** start EXERCISE MATERIALS **

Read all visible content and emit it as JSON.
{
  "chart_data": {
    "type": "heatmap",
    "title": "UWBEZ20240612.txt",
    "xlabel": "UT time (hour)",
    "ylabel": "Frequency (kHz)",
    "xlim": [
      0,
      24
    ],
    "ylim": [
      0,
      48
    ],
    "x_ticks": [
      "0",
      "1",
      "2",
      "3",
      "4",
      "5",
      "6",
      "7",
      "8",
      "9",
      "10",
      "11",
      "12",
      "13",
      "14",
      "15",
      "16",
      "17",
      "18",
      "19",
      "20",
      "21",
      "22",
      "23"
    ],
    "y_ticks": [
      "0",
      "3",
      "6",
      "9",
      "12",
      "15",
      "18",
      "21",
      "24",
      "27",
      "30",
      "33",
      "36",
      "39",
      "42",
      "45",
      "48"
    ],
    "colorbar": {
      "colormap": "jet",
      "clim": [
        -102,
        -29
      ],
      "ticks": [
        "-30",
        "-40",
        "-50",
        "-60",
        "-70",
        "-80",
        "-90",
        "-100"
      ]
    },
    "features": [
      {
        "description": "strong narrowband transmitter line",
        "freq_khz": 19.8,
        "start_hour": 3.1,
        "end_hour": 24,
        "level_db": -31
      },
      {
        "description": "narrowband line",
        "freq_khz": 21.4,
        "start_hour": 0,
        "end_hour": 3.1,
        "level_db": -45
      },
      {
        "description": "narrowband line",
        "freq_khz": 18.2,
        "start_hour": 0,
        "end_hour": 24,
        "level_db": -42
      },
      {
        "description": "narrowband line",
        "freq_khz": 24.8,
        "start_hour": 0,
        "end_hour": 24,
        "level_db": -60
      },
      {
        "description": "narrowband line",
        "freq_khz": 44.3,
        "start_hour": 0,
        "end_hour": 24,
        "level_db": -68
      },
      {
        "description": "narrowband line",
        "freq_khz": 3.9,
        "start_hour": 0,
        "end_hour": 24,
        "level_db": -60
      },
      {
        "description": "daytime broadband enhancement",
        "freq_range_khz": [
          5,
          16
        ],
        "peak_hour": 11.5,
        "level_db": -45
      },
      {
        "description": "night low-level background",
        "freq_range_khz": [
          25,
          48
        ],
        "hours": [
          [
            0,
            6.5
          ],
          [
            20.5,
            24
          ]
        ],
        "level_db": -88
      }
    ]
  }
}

** end EXERCISE MATERIALS **

= STATED EXERCISE =
All of the material above needs to be retyped word for word.

= EXPECTED OUTPUT =
Read all visible content and emit it as JSON.
{
  "chart_data": {
    "type": "heatmap",
    "title": "UWBEZ20240612.txt",
    "xlabel": "UT time (hour)",
    "ylabel": "Frequency (kHz)",
    "xlim": [
      0,
      24
    ],
    "ylim": [
      0,
      48
    ],
    "x_ticks": [
      "0",
      "1",
      "2",
      "3",
      "4",
      "5",
      "6",
      "7",
      "8",
      "9",
      "10",
      "11",
      "12",
      "13",
      "14",
      "15",
      "16",
      "17",
      "18",
      "19",
      "20",
      "21",
      "22",
      "23"
    ],
    "y_ticks": [
      "0",
      "3",
      "6",
      "9",
      "12",
      "15",
      "18",
      "21",
      "24",
      "27",
      "30",
      "33",
      "36",
      "39",
      "42",
      "45",
      "48"
    ],
    "colorbar": {
      "colormap": "jet",
      "clim": [
        -102,
        -29
      ],
      "ticks": [
        "-30",
        "-40",
        "-50",
        "-60",
        "-70",
        "-80",
        "-90",
        "-100"
      ]
    },
    "features": [
      {
        "description": "strong narrowband transmitter line",
        "freq_khz": 19.8,
        "start_hour": 3.1,
        "end_hour": 24,
        "level_db": -31
      },
      {
        "description": "narrowband line",
        "freq_khz": 21.4,
        "start_hour": 0,
        "end_hour": 3.1,
        "level_db": -45
      },
      {
        "description": "narrowband line",
        "freq_khz": 18.2,
        "start_hour": 0,
        "end_hour": 24,
        "level_db": -42
      },
      {
        "description": "narrowband line",
        "freq_khz": 24.8,
        "start_hour": 0,
        "end_hour": 24,
        "level_db": -60
      },
      {
        "description": "narrowband line",
        "freq_khz": 44.3,
        "start_hour": 0,
        "end_hour": 24,
        "level_db": -68
      },
      {
        "description": "narrowband line",
        "freq_khz": 3.9,
        "start_hour": 0,
        "end_hour": 24,
        "level_db": -60
      },
      {
        "description": "daytime broadband enhancement",
        "freq_range_khz": [
          5,
          16
        ],
        "peak_hour": 11.5,
        "level_db": -45
      },
      {
        "description": "night low-level background",
        "freq_range_khz": [
          25,
          48
        ],
        "hours": [
          [
            0,
            6.5
          ],
          [
            20.5,
            24
          ]
        ],
        "level_db": -88
      }
    ]
  }
}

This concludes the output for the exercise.